**Aim:**
Copy each line exactly.

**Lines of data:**
○ ○ ○ ○ ○ ○ ○

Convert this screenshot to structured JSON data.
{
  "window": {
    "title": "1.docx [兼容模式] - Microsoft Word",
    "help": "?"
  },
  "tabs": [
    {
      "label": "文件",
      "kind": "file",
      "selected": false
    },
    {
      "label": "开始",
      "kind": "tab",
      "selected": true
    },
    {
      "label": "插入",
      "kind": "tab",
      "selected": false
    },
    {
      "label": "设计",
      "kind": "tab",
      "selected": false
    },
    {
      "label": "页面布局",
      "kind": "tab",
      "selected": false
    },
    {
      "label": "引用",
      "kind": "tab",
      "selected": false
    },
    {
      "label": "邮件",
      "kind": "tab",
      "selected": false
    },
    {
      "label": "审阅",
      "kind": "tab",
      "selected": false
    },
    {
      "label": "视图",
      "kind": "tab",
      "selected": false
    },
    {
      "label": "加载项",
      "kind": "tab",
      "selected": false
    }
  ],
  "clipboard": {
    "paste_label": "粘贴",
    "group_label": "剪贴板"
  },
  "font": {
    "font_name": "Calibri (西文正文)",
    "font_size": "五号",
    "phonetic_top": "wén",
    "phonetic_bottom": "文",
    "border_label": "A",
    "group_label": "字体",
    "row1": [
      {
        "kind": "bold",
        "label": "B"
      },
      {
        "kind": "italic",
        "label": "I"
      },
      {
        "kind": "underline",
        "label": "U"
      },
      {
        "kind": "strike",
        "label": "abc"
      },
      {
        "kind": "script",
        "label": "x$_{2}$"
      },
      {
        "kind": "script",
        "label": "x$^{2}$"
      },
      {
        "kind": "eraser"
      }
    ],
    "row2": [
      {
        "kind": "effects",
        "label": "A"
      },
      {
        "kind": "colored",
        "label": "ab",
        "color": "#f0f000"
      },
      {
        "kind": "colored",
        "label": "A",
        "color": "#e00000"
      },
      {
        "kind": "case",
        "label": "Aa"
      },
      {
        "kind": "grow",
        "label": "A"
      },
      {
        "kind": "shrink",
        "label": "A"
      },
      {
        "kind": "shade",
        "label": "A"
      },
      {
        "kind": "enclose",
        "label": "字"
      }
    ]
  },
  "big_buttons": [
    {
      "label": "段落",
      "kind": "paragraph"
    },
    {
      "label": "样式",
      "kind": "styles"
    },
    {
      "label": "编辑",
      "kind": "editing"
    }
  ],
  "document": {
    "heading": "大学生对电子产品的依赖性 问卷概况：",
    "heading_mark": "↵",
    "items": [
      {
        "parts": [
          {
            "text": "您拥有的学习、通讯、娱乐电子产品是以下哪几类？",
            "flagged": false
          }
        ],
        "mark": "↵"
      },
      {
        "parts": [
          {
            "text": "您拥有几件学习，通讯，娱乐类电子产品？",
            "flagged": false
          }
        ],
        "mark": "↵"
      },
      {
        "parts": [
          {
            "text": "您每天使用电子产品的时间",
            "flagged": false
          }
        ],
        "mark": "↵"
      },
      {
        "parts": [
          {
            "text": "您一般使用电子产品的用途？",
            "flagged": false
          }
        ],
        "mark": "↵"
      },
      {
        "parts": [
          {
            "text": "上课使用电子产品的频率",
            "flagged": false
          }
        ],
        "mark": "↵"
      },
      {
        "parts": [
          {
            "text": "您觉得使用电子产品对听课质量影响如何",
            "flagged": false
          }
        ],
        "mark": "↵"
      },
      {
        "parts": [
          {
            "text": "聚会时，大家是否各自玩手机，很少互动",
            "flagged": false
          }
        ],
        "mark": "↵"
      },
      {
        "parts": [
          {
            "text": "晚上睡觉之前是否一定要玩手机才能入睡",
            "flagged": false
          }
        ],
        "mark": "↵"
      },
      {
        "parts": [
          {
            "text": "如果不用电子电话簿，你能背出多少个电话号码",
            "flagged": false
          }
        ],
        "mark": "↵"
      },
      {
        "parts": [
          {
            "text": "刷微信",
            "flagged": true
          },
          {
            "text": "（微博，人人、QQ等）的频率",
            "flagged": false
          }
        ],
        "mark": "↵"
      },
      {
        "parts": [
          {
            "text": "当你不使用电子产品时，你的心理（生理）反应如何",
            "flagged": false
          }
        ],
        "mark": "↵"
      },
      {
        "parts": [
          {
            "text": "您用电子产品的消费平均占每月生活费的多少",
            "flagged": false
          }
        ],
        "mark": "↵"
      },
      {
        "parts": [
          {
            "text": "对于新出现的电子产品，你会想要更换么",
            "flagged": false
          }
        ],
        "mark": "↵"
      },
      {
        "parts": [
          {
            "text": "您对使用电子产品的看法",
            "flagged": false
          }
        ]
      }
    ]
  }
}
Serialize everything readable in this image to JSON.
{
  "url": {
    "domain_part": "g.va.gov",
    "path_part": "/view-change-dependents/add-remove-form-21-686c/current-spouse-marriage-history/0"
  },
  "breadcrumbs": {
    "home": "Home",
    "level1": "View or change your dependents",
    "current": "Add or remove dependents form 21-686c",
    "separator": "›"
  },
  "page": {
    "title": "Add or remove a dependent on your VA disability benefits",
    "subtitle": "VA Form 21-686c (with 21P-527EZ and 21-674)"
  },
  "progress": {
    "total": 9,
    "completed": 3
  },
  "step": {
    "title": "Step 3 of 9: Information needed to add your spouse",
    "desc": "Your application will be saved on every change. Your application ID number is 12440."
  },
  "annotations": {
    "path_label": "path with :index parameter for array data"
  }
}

○ ○ ○ ○ ○ ○ ○

**Full answer:**
Convert this screenshot to structured JSON data.
{
  "window": {
    "title": "1.docx [兼容模式] - Microsoft Word",
    "help": "?"
  },
  "tabs": [
    {
      "label": "文件",
      "kind": "file",
      "selected": false
    },
    {
      "label": "开始",
      "kind": "tab",
      "selected": true
    },
    {
      "label": "插入",
      "kind": "tab",
      "selected": false
    },
    {
      "label": "设计",
      "kind": "tab",
      "selected": false
    },
    {
      "label": "页面布局",
      "kind": "tab",
      "selected": false
    },
    {
      "label": "引用",
      "kind": "tab",
      "selected": false
    },
    {
      "label": "邮件",
      "kind": "tab",
      "selected": false
    },
    {
      "label": "审阅",
      "kind": "tab",
      "selected": false
    },
    {
      "label": "视图",
      "kind": "tab",
      "selected": false
    },
    {
      "label": "加载项",
      "kind": "tab",
      "selected": false
    }
  ],
  "clipboard": {
    "paste_label": "粘贴",
    "group_label": "剪贴板"
  },
  "font": {
    "font_name": "Calibri (西文正文)",
    "font_size": "五号",
    "phonetic_top": "wén",
    "phonetic_bottom": "文",
    "border_label": "A",
    "group_label": "字体",
    "row1": [
      {
        "kind": "bold",
        "label": "B"
      },
      {
        "kind": "italic",
        "label": "I"
      },
      {
        "kind": "underline",
        "label": "U"
      },
      {
        "kind": "strike",
        "label": "abc"
      },
      {
        "kind": "script",
        "label": "x$_{2}$"
      },
      {
        "kind": "script",
        "label": "x$^{2}$"
      },
      {
        "kind": "eraser"
      }
    ],
    "row2": [
      {
        "kind": "effects",
        "label": "A"
      },
      {
        "kind": "colored",
        "label": "ab",
        "color": "#f0f000"
      },
      {
        "kind": "colored",
        "label": "A",
        "color": "#e00000"
      },
      {
        "kind": "case",
        "label": "Aa"
      },
      {
        "kind": "grow",
        "label": "A"
      },
      {
        "kind": "shrink",
        "label": "A"
      },
      {
        "kind": "shade",
        "label": "A"
      },
      {
        "kind": "enclose",
        "label": "字"
      }
    ]
  },
  "big_buttons": [
    {
      "label": "段落",
      "kind": "paragraph"
    },
    {
      "label": "样式",
      "kind": "styles"
    },
    {
      "label": "编辑",
      "kind": "editing"
    }
  ],
  "document": {
    "heading": "大学生对电子产品的依赖性 问卷概况：",
    "heading_mark": "↵",
    "items": [
      {
        "parts": [
          {
            "text": "您拥有的学习、通讯、娱乐电子产品是以下哪几类？",
            "flagged": false
          }
        ],
        "mark": "↵"
      },
      {
        "parts": [
          {
            "text": "您拥有几件学习，通讯，娱乐类电子产品？",
            "flagged": false
          }
        ],
        "mark": "↵"
      },
      {
        "parts": [
          {
            "text": "您每天使用电子产品的时间",
            "flagged": false
          }
        ],
        "mark": "↵"
      },
      {
        "parts": [
          {
            "text": "您一般使用电子产品的用途？",
            "flagged": false
          }
        ],
        "mark": "↵"
      },
      {
        "parts": [
          {
            "text": "上课使用电子产品的频率",
            "flagged": false
          }
        ],
        "mark": "↵"
      },
      {
        "parts": [
          {
            "text": "您觉得使用电子产品对听课质量影响如何",
            "flagged": false
          }
        ],
        "mark": "↵"
      },
      {
        "parts": [
          {
            "text": "聚会时，大家是否各自玩手机，很少互动",
            "flagged": false
          }
        ],
        "mark": "↵"
      },
      {
        "parts": [
          {
            "text": "晚上睡觉之前是否一定要玩手机才能入睡",
            "flagged": false
          }
        ],
        "mark": "↵"
      },
      {
        "parts": [
          {
            "text": "如果不用电子电话簿，你能背出多少个电话号码",
            "flagged": false
          }
        ],
        "mark": "↵"
      },
      {
        "parts": [
          {
            "text": "刷微信",
            "flagged": true
          },
          {
            "text": "（微博，人人、QQ等）的频率",
            "flagged": false
          }
        ],
        "mark": "↵"
      },
      {
        "parts": [
          {
            "text": "当你不使用电子产品时，你的心理（生理）反应如何",
            "flagged": false
          }
        ],
        "mark": "↵"
      },
      {
        "parts": [
          {
            "text": "您用电子产品的消费平均占每月生活费的多少",
            "flagged": false
          }
        ],
        "mark": "↵"
      },
      {
        "parts": [
          {
            "text": "对于新出现的电子产品，你会想要更换么",
            "flagged": false
          }
        ],
        "mark": "↵"
      },
      {
        "parts": [
          {
            "text": "您对使用电子产品的看法",
            "flagged": false
          }
        ]
      }
    ]
  }
}
Serialize everything readable in this image to JSON.
{
  "url": {
    "domain_part": "g.va.gov",
    "path_part": "/view-change-dependents/add-remove-form-21-686c/current-spouse-marriage-history/0"
  },
  "breadcrumbs": {
    "home": "Home",
    "level1": "View or change your dependents",
    "current": "Add or remove dependents form 21-686c",
    "separator": "›"
  },
  "page": {
    "title": "Add or remove a dependent on your VA disability benefits",
    "subtitle": "VA Form 21-686c (with 21P-527EZ and 21-674)"
  },
  "progress": {
    "total": 9,
    "completed": 3
  },
  "step": {
    "title": "Step 3 of 9: Information needed to add your spouse",
    "desc": "Your application will be saved on every change. Your application ID number is 12440."
  },
  "annotations": {
    "path_label": "path with :index parameter for array data"
  }
}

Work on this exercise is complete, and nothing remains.